Data records:
■ ■ ■ ■ ■

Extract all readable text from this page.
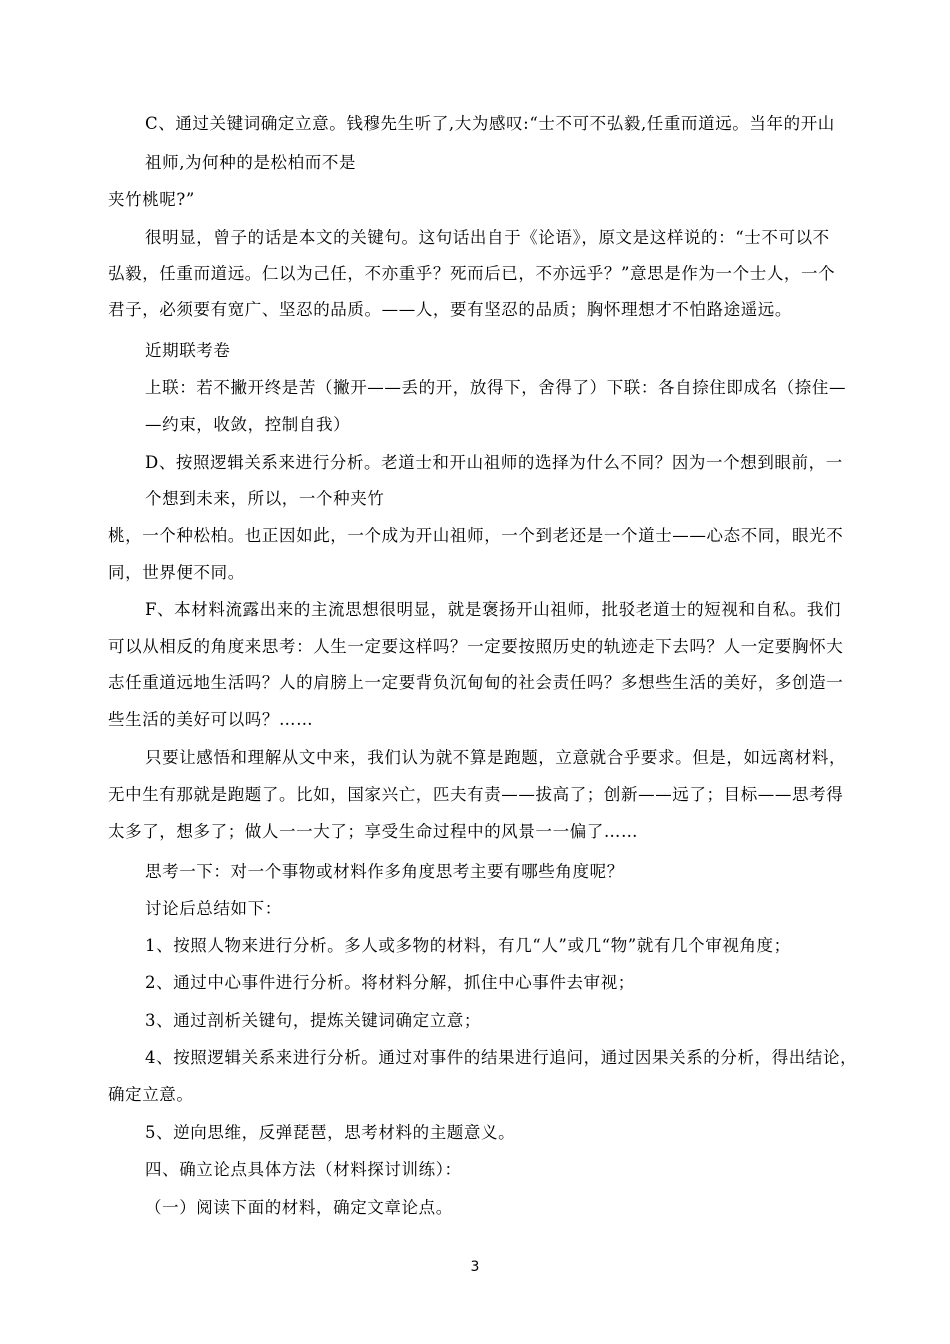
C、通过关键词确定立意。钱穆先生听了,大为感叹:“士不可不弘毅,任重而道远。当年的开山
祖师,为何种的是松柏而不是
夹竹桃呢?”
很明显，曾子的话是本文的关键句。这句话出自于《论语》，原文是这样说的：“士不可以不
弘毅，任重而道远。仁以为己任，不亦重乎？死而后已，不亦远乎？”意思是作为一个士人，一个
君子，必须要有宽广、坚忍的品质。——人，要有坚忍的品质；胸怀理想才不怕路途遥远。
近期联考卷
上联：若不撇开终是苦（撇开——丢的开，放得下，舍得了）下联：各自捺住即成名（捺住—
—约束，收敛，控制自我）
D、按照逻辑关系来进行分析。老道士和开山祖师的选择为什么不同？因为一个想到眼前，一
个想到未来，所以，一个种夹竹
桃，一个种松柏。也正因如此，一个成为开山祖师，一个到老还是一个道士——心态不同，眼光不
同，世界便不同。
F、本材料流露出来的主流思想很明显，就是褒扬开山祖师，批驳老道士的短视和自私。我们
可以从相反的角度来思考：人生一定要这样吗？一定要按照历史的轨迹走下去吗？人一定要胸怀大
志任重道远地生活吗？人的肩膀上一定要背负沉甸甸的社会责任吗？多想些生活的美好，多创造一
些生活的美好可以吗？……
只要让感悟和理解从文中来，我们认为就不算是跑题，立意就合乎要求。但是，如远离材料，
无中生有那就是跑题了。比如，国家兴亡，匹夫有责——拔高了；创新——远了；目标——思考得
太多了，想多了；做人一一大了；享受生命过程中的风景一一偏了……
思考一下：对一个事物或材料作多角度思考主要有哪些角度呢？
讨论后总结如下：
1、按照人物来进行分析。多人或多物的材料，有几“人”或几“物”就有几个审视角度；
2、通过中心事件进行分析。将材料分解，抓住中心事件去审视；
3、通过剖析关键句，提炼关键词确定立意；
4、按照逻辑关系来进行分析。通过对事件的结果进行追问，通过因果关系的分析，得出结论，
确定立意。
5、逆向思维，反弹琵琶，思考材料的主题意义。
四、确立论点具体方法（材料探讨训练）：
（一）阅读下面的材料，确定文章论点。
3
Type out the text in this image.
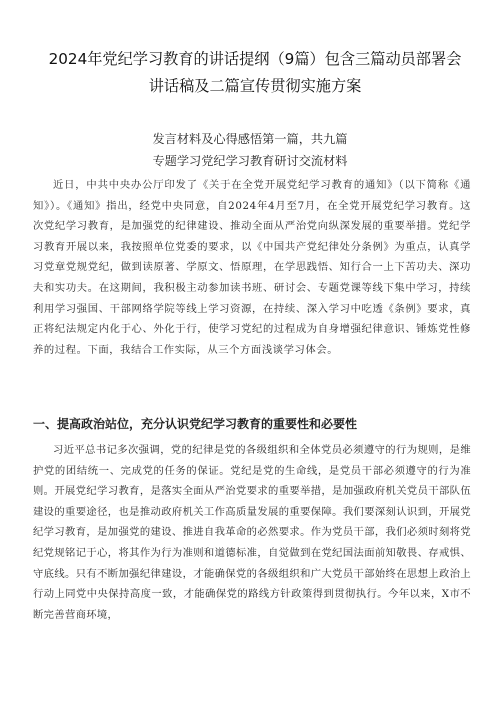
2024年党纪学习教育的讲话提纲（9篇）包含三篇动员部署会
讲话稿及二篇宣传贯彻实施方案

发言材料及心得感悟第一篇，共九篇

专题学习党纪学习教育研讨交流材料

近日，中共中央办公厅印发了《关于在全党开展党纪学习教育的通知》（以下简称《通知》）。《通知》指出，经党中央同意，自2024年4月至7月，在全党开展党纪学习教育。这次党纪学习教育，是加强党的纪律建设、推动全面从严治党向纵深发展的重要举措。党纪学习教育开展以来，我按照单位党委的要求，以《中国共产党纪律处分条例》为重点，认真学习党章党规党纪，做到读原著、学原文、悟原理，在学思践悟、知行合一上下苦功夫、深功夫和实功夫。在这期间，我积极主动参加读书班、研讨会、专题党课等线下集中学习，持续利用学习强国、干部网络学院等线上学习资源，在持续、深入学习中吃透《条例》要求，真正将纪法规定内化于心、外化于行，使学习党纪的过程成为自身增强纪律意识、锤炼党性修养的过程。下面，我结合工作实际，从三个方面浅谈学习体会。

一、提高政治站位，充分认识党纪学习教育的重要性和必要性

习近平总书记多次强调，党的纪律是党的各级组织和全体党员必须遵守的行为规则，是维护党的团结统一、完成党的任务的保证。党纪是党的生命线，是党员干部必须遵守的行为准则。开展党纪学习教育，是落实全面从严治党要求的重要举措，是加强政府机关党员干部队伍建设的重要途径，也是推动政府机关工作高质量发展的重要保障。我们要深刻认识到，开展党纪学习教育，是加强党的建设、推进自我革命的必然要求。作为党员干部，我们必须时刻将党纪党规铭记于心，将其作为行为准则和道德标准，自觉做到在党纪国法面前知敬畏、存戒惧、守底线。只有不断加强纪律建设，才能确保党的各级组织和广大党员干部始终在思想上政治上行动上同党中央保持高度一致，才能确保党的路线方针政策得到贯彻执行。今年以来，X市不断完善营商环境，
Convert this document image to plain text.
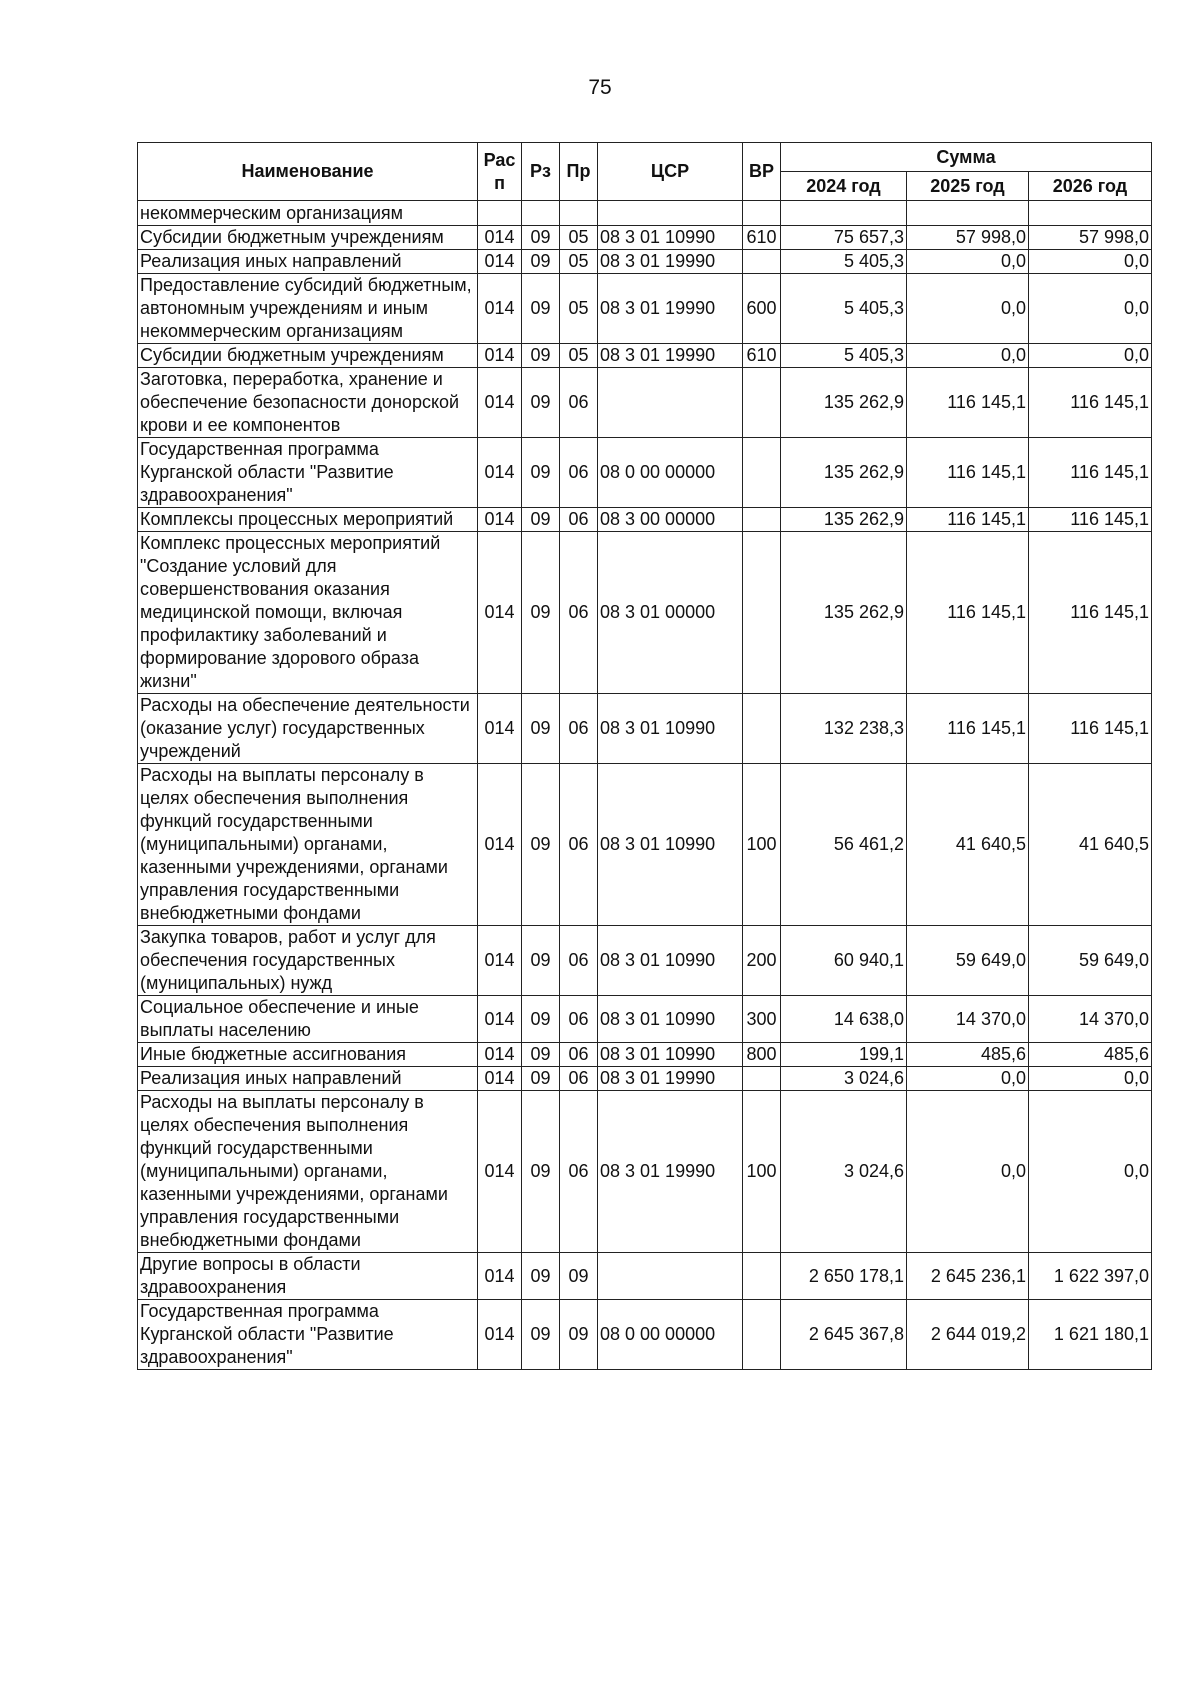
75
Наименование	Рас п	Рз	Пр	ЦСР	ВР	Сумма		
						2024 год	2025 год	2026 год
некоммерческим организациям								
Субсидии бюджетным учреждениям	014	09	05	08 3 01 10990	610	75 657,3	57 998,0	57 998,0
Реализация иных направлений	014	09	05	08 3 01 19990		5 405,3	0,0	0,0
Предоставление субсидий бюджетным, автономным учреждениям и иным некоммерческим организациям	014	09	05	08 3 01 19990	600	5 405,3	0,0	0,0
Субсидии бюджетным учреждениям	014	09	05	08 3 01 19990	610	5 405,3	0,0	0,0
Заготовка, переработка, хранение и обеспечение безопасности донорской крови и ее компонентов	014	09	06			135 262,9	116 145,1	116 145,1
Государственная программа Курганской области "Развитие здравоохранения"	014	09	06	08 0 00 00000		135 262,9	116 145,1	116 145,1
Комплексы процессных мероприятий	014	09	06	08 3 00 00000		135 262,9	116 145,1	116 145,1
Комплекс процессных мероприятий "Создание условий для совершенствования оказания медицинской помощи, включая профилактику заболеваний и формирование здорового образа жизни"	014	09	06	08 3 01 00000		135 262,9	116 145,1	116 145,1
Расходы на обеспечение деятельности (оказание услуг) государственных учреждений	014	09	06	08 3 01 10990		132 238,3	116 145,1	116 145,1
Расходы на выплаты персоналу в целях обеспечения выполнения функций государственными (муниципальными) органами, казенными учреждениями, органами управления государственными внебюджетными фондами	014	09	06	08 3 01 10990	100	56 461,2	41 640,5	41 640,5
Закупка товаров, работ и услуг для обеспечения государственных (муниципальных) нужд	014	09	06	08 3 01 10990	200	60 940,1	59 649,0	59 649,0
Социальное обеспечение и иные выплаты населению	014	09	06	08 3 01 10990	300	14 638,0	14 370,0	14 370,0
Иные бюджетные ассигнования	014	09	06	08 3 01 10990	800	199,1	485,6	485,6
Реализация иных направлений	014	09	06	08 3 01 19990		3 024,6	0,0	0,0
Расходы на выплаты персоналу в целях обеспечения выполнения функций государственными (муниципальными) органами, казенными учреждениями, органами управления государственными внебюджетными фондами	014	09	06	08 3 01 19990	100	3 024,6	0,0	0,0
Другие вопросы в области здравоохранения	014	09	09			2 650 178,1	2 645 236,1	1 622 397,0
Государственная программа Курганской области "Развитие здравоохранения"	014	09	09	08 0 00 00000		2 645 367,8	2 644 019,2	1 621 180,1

■ ■ ■ ■ ■

**WHAT IS ASKED:** Copy down every line of the material above that includes the string "иных".

**ANSWER IN FULL:**
Реализация иных направлений	014	09	05	08 3 01 19990		5 405,3	0,0	0,0
Реализация иных направлений	014	09	06	08 3 01 19990		3 024,6	0,0	0,0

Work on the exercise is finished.